■ Extract provided ■
# # # #
Church of England Services Held Here Years Before the Puritans Came
Rev William Blaxton, who, in 1630, claimed ownership of all Boston by right of having lived here alone for the five or six preceding years, and who later sold the future metropolis for $150 in cash and moved away to avoid living among Puritans, was "actual founder of Boston and not nonconformist, as sometimes represented, but a Church of England clergyman who wore his garb of office here and had planned with others to make his own faith the established religion of New England."
That is the conviction of Charles K. Bolton, expressed in his latest work on local history, "The Real Founders of New England," recently published by the F. W. Faxon Company, Boston.
Mr Bolton maintains that Blaxton's associates during the 10 years he lived here were ardent Church-of-England men and that he was undoubtedly pledged to help carry out their plan of "a new government for all New England allied to the Church of England."
Influenced by Capt John Smith
Mr Bolton shows that ritualistic services were held at various times in or about Massachusetts Bay or at Maine coast settlements during 10 years or more before the arrival here of the Puritans, and that there were discontented ritualists even in Plymouth.
# # # #
■ Data provided ■
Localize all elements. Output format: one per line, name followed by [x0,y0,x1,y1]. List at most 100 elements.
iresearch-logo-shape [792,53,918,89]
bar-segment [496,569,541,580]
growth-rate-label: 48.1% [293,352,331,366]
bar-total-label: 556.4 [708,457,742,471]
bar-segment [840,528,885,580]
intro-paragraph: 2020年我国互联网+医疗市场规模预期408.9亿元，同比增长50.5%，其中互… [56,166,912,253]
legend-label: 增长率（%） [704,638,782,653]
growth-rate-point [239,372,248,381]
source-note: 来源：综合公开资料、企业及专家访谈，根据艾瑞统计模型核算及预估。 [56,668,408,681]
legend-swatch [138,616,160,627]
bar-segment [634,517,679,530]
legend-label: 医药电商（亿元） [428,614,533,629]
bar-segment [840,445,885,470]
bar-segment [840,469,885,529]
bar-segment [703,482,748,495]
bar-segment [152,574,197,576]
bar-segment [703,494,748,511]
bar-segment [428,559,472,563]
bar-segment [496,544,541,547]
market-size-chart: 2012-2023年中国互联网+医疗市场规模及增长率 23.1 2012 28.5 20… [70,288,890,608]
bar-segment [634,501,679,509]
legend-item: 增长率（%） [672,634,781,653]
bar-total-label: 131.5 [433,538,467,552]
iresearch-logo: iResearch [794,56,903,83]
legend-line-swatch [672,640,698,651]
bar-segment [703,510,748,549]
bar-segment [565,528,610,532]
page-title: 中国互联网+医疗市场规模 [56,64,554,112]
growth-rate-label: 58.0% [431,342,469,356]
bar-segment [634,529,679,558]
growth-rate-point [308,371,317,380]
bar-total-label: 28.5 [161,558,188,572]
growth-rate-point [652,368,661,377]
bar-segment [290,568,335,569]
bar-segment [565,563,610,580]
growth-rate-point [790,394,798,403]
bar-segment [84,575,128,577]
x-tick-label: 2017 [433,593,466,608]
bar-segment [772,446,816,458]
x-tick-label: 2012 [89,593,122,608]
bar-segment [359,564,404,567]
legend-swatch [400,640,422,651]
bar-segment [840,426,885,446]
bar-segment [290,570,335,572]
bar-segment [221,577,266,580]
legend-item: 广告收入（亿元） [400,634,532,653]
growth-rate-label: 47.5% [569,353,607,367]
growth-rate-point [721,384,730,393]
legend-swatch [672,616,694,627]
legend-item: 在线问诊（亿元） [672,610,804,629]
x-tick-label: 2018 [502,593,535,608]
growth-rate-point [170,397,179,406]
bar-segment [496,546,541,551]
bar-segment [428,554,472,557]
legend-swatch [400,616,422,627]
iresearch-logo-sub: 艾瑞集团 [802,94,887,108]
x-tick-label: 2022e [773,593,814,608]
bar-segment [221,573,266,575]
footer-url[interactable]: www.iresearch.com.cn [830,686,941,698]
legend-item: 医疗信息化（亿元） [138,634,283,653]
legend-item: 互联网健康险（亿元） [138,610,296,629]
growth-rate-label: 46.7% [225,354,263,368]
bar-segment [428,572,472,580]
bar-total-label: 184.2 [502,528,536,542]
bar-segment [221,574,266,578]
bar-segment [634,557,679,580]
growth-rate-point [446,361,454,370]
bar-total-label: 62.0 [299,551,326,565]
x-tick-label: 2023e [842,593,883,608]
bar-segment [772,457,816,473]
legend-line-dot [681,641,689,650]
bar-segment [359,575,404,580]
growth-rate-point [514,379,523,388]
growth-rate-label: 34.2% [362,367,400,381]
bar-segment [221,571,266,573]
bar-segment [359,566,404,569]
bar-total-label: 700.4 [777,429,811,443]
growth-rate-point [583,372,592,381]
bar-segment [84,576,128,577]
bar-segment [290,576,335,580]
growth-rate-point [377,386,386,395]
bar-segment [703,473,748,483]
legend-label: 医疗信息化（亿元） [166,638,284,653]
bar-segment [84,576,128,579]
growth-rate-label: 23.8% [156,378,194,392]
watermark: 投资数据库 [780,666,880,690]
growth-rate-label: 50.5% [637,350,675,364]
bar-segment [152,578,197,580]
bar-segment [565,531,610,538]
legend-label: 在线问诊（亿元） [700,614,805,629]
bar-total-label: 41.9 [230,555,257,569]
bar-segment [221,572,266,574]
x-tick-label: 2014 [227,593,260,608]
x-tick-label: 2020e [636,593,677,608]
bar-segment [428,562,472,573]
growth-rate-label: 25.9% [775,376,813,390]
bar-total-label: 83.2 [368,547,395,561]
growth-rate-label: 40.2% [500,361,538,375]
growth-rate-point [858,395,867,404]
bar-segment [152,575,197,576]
# # # #
■ Task list ■
• a. In the article on Church of England services in early Boston, for what sum did Blaxton sell the future metropolis?
• b. Continue the article on Church of England services in early Boston, starting after its last sentence.

■ Answers to the exercise ■
• a. $150 in cash.

• b.
He accounts for New England's failure to become a Church of England colony on the ground that several of the leaders in the movement, lay and clerical, growing discouraged over the economic outlook, returned to England just in time to allow their struggling settlements here to fall into the possession of the more aggressive non-conformist followers of John Endicott and John Winthrop, who arrived soon afterward.
Mr Bolton cites presumptive evidence that young Blaxton's emigration to Massachusetts Bay soon after his ordination was influenced by Capt John Smith, of Pocahontas fame, who had declared Boston Harbor to be "the garden spot of New England."
Mr Bolton thinks it likely that Blaxton as a child had heard Smith's American explorations discussed by his father and mother, who, living close by Smith's native place, would have been familiar with his life story, either by means of his autobiography or perhaps through Smith's personal recital.
Maverick Hospitality
Among Blaxton's nearest neighbors hereabouts while he was living alone on Beacon Hill, each of whom Mr Bolton includes in the Gorges group, aiming to get control of New England politically and ecclesiastically, were Samuel Maverick, living like a baron within a stockade defended by cannon from the Indians in Winnisimmet, now Chelsea; Thomas Walford, blacksmith, living near the foot of Bunker Hill, Charlestown, and David Thompson, trader, on the island of that name, with his wife, who, when widowed later, became Mrs Maverick.
Blaxton is pictured conducting Sunday Church of England services in Maverick's rude but spacious domicile, where a congregation was reasonably assured at any time, owing to Maverick's hospitality, which for years spared many strangers the necessity of patronizing a tavern.
An amusing episode is told of Rev Francis Bright, another ritualist, who, preaching one Sunday at Maverick's on the sins of covetousness and of trading on the Sabbath, observed with interest an Indian in his congregation clad in an attractive beaver robe.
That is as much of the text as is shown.